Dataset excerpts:
= = =
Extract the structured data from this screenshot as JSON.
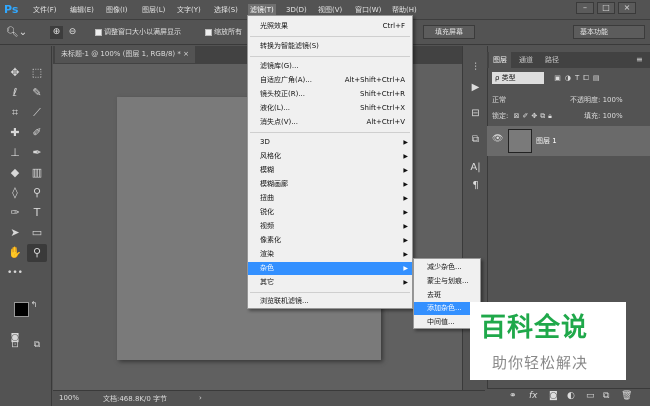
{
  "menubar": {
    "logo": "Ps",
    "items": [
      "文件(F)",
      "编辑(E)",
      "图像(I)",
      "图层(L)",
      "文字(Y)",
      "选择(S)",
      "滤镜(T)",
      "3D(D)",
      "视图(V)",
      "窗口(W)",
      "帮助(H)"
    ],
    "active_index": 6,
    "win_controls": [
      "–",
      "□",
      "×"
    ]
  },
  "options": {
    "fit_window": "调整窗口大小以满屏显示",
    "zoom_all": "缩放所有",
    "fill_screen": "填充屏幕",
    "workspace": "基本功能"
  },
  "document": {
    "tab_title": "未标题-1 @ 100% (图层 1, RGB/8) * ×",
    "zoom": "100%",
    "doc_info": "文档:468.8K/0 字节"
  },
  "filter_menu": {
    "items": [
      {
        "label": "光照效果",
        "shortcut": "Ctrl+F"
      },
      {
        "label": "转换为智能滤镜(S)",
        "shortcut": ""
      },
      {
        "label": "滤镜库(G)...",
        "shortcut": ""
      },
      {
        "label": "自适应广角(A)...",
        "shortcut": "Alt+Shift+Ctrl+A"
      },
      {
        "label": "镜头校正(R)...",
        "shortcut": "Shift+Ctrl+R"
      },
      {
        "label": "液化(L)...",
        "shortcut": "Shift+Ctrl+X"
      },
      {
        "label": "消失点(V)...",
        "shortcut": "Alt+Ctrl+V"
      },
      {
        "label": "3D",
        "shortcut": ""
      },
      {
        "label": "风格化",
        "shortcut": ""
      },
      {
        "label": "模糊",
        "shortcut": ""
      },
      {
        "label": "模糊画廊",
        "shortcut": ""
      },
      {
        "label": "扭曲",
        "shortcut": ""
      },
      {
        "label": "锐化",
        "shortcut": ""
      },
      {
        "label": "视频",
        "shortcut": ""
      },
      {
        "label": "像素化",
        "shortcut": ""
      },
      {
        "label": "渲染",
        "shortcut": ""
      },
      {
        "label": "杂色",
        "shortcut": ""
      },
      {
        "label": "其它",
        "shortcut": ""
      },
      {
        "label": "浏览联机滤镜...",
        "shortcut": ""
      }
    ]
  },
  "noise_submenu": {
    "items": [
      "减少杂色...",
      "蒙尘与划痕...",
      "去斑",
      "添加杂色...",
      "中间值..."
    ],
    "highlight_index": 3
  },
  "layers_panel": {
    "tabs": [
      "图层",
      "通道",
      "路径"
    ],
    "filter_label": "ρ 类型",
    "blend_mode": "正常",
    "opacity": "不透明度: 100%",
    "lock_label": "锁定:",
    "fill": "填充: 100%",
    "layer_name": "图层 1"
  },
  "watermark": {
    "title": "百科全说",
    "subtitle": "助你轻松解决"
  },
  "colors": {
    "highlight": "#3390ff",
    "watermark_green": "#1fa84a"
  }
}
= = =
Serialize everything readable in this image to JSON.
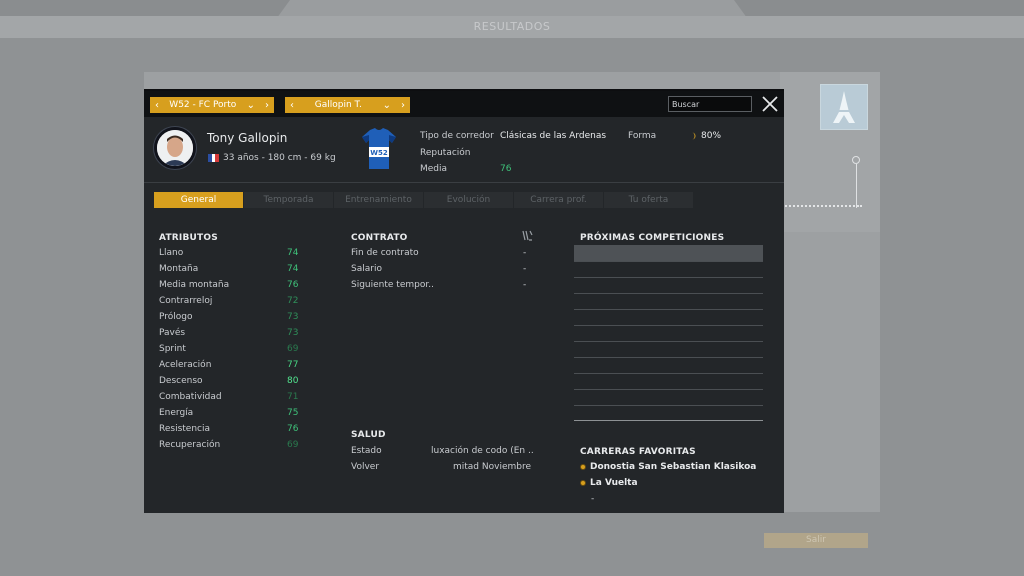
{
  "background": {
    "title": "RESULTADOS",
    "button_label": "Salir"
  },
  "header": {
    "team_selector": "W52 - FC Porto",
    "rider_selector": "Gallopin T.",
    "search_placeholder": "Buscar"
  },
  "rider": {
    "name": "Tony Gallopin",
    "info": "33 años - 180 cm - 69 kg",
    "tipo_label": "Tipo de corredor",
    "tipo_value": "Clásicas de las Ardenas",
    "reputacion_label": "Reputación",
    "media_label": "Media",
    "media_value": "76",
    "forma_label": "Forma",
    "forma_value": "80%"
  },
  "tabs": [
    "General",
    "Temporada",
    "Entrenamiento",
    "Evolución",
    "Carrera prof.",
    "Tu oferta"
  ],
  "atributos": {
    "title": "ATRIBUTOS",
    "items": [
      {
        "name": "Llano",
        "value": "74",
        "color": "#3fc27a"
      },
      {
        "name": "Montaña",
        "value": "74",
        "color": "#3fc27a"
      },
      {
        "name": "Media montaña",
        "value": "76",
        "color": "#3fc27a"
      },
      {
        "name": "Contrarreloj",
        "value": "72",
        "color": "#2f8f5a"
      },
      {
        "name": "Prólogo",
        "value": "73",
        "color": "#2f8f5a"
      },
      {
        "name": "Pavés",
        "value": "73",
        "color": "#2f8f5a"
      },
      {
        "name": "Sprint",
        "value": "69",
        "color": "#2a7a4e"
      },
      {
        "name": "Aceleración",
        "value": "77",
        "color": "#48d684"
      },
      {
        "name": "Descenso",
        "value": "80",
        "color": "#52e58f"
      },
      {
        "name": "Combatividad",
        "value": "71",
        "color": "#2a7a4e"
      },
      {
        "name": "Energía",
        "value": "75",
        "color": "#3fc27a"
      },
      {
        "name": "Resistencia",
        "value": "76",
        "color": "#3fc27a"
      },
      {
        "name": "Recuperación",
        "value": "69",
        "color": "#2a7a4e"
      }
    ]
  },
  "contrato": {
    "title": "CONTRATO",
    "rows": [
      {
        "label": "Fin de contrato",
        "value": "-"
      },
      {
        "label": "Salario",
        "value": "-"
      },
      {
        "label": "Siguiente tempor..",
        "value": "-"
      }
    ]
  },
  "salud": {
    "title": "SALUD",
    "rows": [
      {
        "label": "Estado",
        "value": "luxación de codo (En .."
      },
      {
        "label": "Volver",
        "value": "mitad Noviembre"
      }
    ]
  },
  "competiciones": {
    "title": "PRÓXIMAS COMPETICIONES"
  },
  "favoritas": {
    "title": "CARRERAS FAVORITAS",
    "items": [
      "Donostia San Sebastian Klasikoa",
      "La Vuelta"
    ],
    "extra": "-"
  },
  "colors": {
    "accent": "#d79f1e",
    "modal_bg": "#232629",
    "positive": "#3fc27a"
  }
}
= = =
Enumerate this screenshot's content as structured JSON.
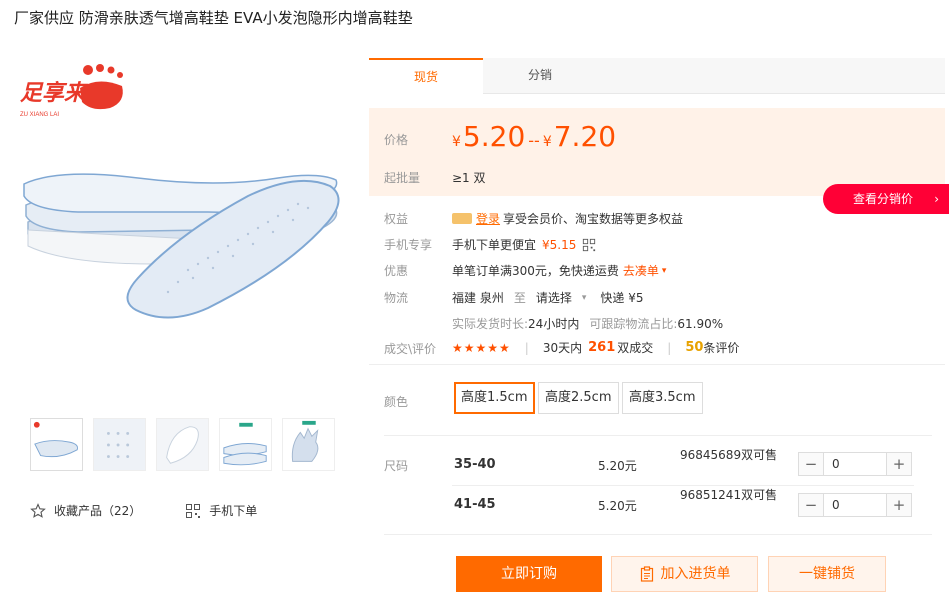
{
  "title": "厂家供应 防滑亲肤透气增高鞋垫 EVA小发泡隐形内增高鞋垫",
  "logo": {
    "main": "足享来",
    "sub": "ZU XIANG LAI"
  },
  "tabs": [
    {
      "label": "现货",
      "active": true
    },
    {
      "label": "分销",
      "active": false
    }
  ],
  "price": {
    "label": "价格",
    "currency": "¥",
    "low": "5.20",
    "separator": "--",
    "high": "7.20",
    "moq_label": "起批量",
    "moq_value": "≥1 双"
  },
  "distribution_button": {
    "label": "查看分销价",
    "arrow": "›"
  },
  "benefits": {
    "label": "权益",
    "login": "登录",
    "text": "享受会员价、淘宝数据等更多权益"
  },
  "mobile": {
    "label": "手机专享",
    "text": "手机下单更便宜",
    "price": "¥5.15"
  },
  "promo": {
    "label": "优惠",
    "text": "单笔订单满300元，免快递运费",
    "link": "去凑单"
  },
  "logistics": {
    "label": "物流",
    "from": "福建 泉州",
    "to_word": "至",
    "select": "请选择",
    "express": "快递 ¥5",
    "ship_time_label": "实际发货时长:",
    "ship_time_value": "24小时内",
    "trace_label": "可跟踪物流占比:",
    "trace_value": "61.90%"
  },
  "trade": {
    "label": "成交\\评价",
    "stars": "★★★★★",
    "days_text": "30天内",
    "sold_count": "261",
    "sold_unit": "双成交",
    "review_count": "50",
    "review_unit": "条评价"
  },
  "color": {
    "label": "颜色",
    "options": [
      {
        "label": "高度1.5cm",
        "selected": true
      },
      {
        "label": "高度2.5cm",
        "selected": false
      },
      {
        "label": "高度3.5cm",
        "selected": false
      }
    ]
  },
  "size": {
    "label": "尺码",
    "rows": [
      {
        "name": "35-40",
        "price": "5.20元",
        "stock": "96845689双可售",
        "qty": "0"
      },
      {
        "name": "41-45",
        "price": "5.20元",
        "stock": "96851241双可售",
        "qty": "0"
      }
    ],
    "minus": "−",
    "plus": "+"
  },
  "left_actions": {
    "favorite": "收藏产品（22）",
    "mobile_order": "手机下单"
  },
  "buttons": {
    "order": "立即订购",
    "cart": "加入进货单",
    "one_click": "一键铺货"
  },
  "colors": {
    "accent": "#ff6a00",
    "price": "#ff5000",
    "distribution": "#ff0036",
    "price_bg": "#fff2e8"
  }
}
= = =
**REQUIRED TASK**
Copy all lines from the material that include "Gallopin".

**RESULT BELOW**
    "rider_selector": "Gallopin T.",
    "name": "Tony Gallopin",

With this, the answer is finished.